───── SOURCE DATA

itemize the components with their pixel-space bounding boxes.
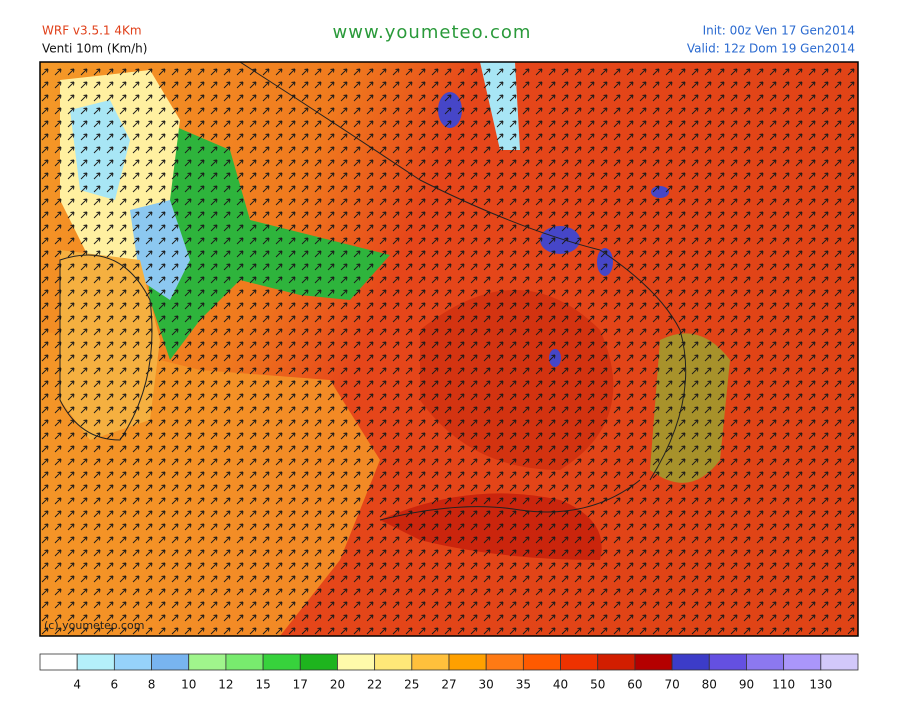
site-title: www.youmeteo.com — [333, 22, 532, 43]
legend-label: 6 — [111, 678, 119, 692]
legend-label: 27 — [441, 678, 456, 692]
legend-label: 8 — [148, 678, 156, 692]
legend-label: 20 — [330, 678, 345, 692]
legend-label: 50 — [590, 678, 605, 692]
legend: 4 6 8 10 12 15 17 20 22 25 27 30 35 40 50 60 70 80 90 110 13… — [39, 653, 859, 692]
legend-swatch — [39, 653, 78, 671]
map-frame — [39, 61, 859, 637]
legend-swatch — [374, 653, 413, 671]
legend-label: 10 — [181, 678, 196, 692]
legend-swatch — [783, 653, 822, 671]
watermark: (c) youmeteo.com — [44, 619, 144, 632]
legend-swatch — [151, 653, 190, 671]
legend-swatch — [708, 653, 747, 671]
legend-label: 22 — [367, 678, 382, 692]
legend-swatch — [225, 653, 264, 671]
legend-swatch — [76, 653, 115, 671]
legend-swatch — [597, 653, 636, 671]
legend-label: 4 — [73, 678, 81, 692]
legend-swatch — [262, 653, 301, 671]
legend-label: 90 — [739, 678, 754, 692]
legend-label: 30 — [479, 678, 494, 692]
legend-swatch — [113, 653, 152, 671]
field-title: Venti 10m (Km/h) — [42, 42, 147, 56]
init-time: Init: 00z Ven 17 Gen2014 — [703, 24, 855, 38]
legend-swatch — [411, 653, 450, 671]
legend-swatch — [746, 653, 785, 671]
legend-label: 70 — [664, 678, 679, 692]
legend-swatch — [820, 653, 859, 671]
legend-swatch — [188, 653, 227, 671]
legend-swatch — [485, 653, 524, 671]
legend-swatch — [337, 653, 376, 671]
legend-swatch — [671, 653, 710, 671]
legend-label: 80 — [702, 678, 717, 692]
legend-label: 130 — [809, 678, 832, 692]
legend-label: 17 — [293, 678, 308, 692]
legend-swatch — [448, 653, 487, 671]
map: (c) youmeteo.com — [40, 62, 858, 636]
model-title: WRF v3.5.1 4Km — [42, 24, 142, 38]
legend-label: 60 — [627, 678, 642, 692]
wind-arrows — [40, 62, 858, 636]
legend-label: 15 — [255, 678, 270, 692]
legend-label: 35 — [516, 678, 531, 692]
legend-label: 12 — [218, 678, 233, 692]
legend-swatch — [560, 653, 599, 671]
legend-swatch — [299, 653, 338, 671]
legend-label: 40 — [553, 678, 568, 692]
valid-time: Valid: 12z Dom 19 Gen2014 — [687, 42, 855, 56]
legend-label: 110 — [772, 678, 795, 692]
legend-swatch — [522, 653, 561, 671]
legend-swatch — [634, 653, 673, 671]
legend-label: 25 — [404, 678, 419, 692]
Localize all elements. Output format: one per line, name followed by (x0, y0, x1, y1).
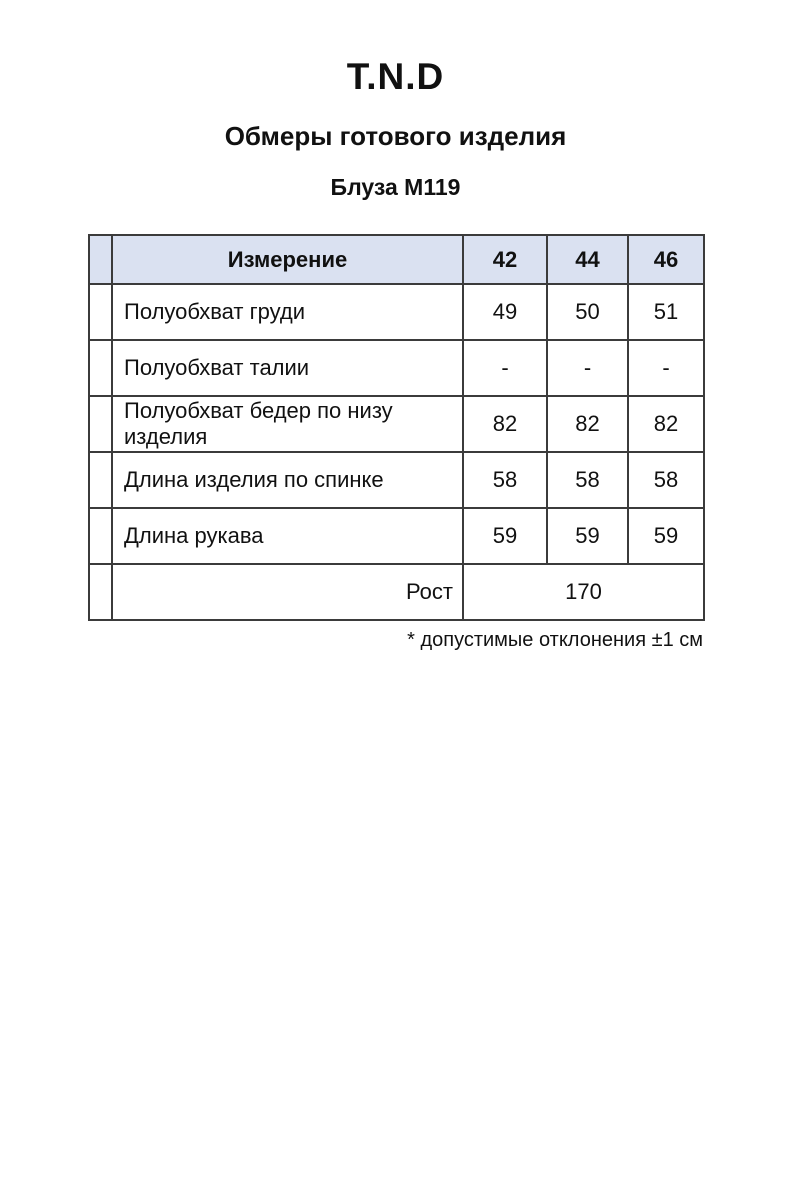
measurement-value: 59 (462, 507, 548, 565)
measurement-value: - (546, 339, 629, 397)
document-title: Обмеры готового изделия (224, 121, 567, 151)
measurement-label: Полуобхват талии (111, 339, 464, 397)
measurement-value: 82 (627, 395, 705, 453)
measurement-value: 58 (546, 451, 629, 509)
gutter-cell (88, 451, 113, 509)
measurement-value: 82 (462, 395, 548, 453)
size-chart-table: Измерение 42 44 46 Полуобхват груди 49 5… (88, 234, 705, 621)
height-row: Рост 170 (88, 563, 705, 621)
measurement-value: - (462, 339, 548, 397)
gutter-cell (88, 395, 113, 453)
measurement-value: 50 (546, 283, 629, 341)
measurement-label: Длина рукава (111, 507, 464, 565)
size-column-header-46: 46 (627, 234, 705, 285)
height-value: 170 (462, 563, 705, 621)
measurement-value: 58 (462, 451, 548, 509)
table-row: Полуобхват талии - - - (88, 339, 705, 397)
measurement-value: 59 (546, 507, 629, 565)
measurement-label: Длина изделия по спинке (111, 451, 464, 509)
page-content: T.N.D Обмеры готового изделия Блуза М119… (88, 0, 705, 652)
table-row: Длина рукава 59 59 59 (88, 507, 705, 565)
gutter-cell (88, 283, 113, 341)
measurement-label: Полуобхват груди (111, 283, 464, 341)
table-row: Полуобхват бедер по низу изделия 82 82 8… (88, 395, 705, 453)
measurement-value: 49 (462, 283, 548, 341)
model-title: Блуза М119 (330, 174, 461, 200)
measurement-value: 51 (627, 283, 705, 341)
height-label: Рост (111, 563, 464, 621)
gutter-cell (88, 339, 113, 397)
gutter-cell (88, 563, 113, 621)
size-column-header-42: 42 (462, 234, 548, 285)
table-row: Полуобхват груди 49 50 51 (88, 283, 705, 341)
size-column-header-44: 44 (546, 234, 629, 285)
gutter-cell (88, 507, 113, 565)
brand-title: T.N.D (346, 56, 445, 97)
gutter-header-cell (88, 234, 113, 285)
measurement-label: Полуобхват бедер по низу изделия (111, 395, 464, 453)
measurement-value: 82 (546, 395, 629, 453)
table-header-row: Измерение 42 44 46 (88, 234, 705, 285)
measurement-value: 59 (627, 507, 705, 565)
measurement-column-header: Измерение (111, 234, 464, 285)
measurement-value: - (627, 339, 705, 397)
table-row: Длина изделия по спинке 58 58 58 (88, 451, 705, 509)
measurement-value: 58 (627, 451, 705, 509)
tolerance-footnote: * допустимые отклонения ±1 см (407, 629, 703, 651)
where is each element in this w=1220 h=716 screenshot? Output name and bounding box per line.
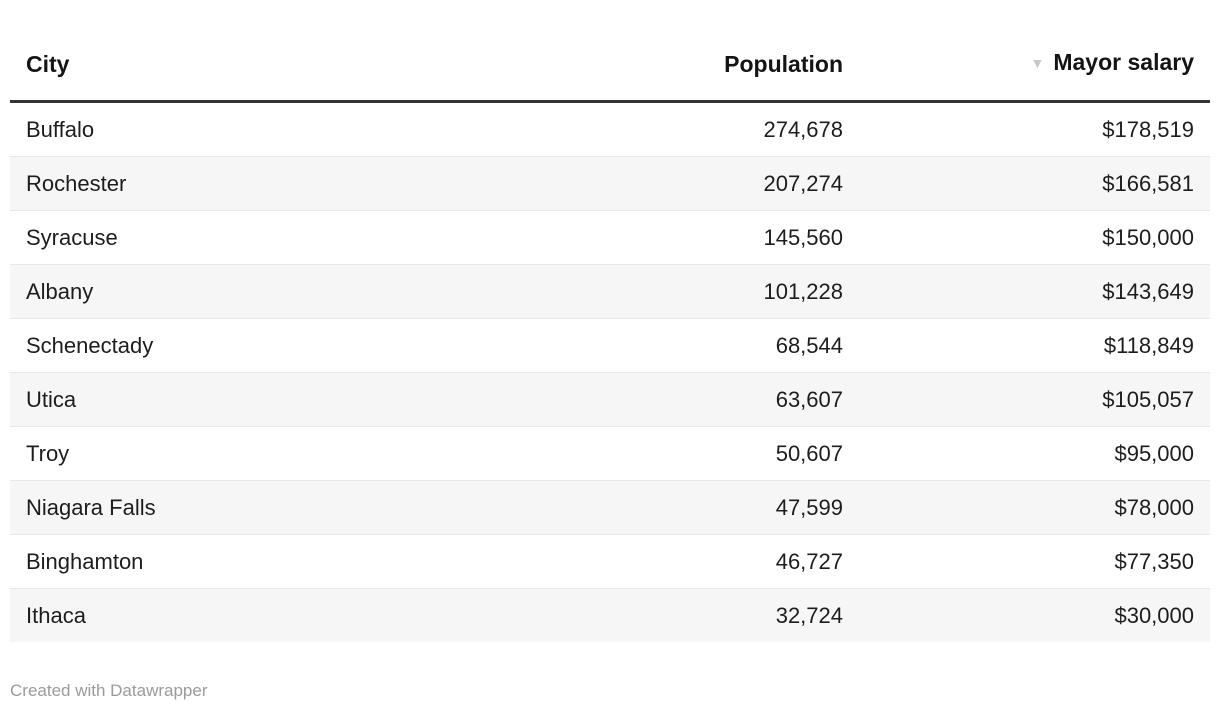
cell-mayor-salary: $77,350 bbox=[859, 534, 1210, 589]
header-row: City Population ▼ Mayor salary bbox=[10, 0, 1210, 103]
cell-mayor-salary: $78,000 bbox=[859, 480, 1210, 535]
table-row: Troy 50,607 $95,000 bbox=[10, 426, 1210, 481]
sort-descending-icon: ▼ bbox=[1030, 55, 1045, 71]
cell-population: 63,607 bbox=[538, 372, 859, 427]
cell-population: 101,228 bbox=[538, 264, 859, 319]
table-row: Niagara Falls 47,599 $78,000 bbox=[10, 480, 1210, 535]
cell-mayor-salary: $166,581 bbox=[859, 156, 1210, 211]
cell-city: Binghamton bbox=[10, 534, 538, 589]
cell-mayor-salary: $143,649 bbox=[859, 264, 1210, 319]
cell-population: 207,274 bbox=[538, 156, 859, 211]
cell-population: 145,560 bbox=[538, 210, 859, 265]
cell-city: Niagara Falls bbox=[10, 480, 538, 535]
table-row: Schenectady 68,544 $118,849 bbox=[10, 318, 1210, 373]
cell-mayor-salary: $118,849 bbox=[859, 318, 1210, 373]
table-row: Utica 63,607 $105,057 bbox=[10, 372, 1210, 427]
table-row: Binghamton 46,727 $77,350 bbox=[10, 534, 1210, 589]
table-row: Buffalo 274,678 $178,519 bbox=[10, 102, 1210, 157]
cell-city: Troy bbox=[10, 426, 538, 481]
column-header-city[interactable]: City bbox=[10, 0, 538, 103]
table-row: Ithaca 32,724 $30,000 bbox=[10, 588, 1210, 642]
table-row: Syracuse 145,560 $150,000 bbox=[10, 210, 1210, 265]
table-row: Rochester 207,274 $166,581 bbox=[10, 156, 1210, 211]
cell-mayor-salary: $105,057 bbox=[859, 372, 1210, 427]
cell-population: 47,599 bbox=[538, 480, 859, 535]
cell-mayor-salary: $30,000 bbox=[859, 588, 1210, 642]
cell-population: 68,544 bbox=[538, 318, 859, 373]
cell-city: Ithaca bbox=[10, 588, 538, 642]
cell-population: 50,607 bbox=[538, 426, 859, 481]
cell-mayor-salary: $150,000 bbox=[859, 210, 1210, 265]
cell-population: 274,678 bbox=[763, 116, 843, 142]
cell-city: Utica bbox=[10, 372, 538, 427]
cell-city: Schenectady bbox=[10, 318, 538, 373]
column-header-mayor-salary[interactable]: ▼ Mayor salary bbox=[859, 0, 1210, 103]
cell-city: Buffalo bbox=[26, 116, 95, 142]
cell-population: 46,727 bbox=[538, 534, 859, 589]
table-row: Albany 101,228 $143,649 bbox=[10, 264, 1210, 319]
cell-mayor-salary: $178,519 bbox=[1102, 116, 1194, 142]
column-header-population[interactable]: Population bbox=[538, 0, 859, 103]
cell-population: 32,724 bbox=[538, 588, 859, 642]
column-header-mayor-salary-label: Mayor salary bbox=[1053, 49, 1194, 75]
data-table: City Population ▼ Mayor salary Buffalo 27… bbox=[10, 0, 1210, 642]
datawrapper-credit-link[interactable]: Created with Datawrapper bbox=[10, 681, 208, 700]
cell-city: Albany bbox=[10, 264, 538, 319]
cell-mayor-salary: $95,000 bbox=[859, 426, 1210, 481]
cell-city: Rochester bbox=[10, 156, 538, 211]
cell-city: Syracuse bbox=[10, 210, 538, 265]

──────────

GIVEN EXERCISE
Copy out the lines of the records above verbatim, starting with the line containing "cell-mayor-salary: $77,350 bbox=[859, 534, 1210, 589]" and ending with the line containing "sort-descending-icon: ▼ bbox=[1030, 55, 1045, 71]", including both of those lines.

CORRECT OUTPUT
cell-mayor-salary: $77,350 bbox=[859, 534, 1210, 589]
header-row: City Population ▼ Mayor salary bbox=[10, 0, 1210, 103]
cell-mayor-salary: $78,000 bbox=[859, 480, 1210, 535]
table-row: Troy 50,607 $95,000 bbox=[10, 426, 1210, 481]
sort-descending-icon: ▼ bbox=[1030, 55, 1045, 71]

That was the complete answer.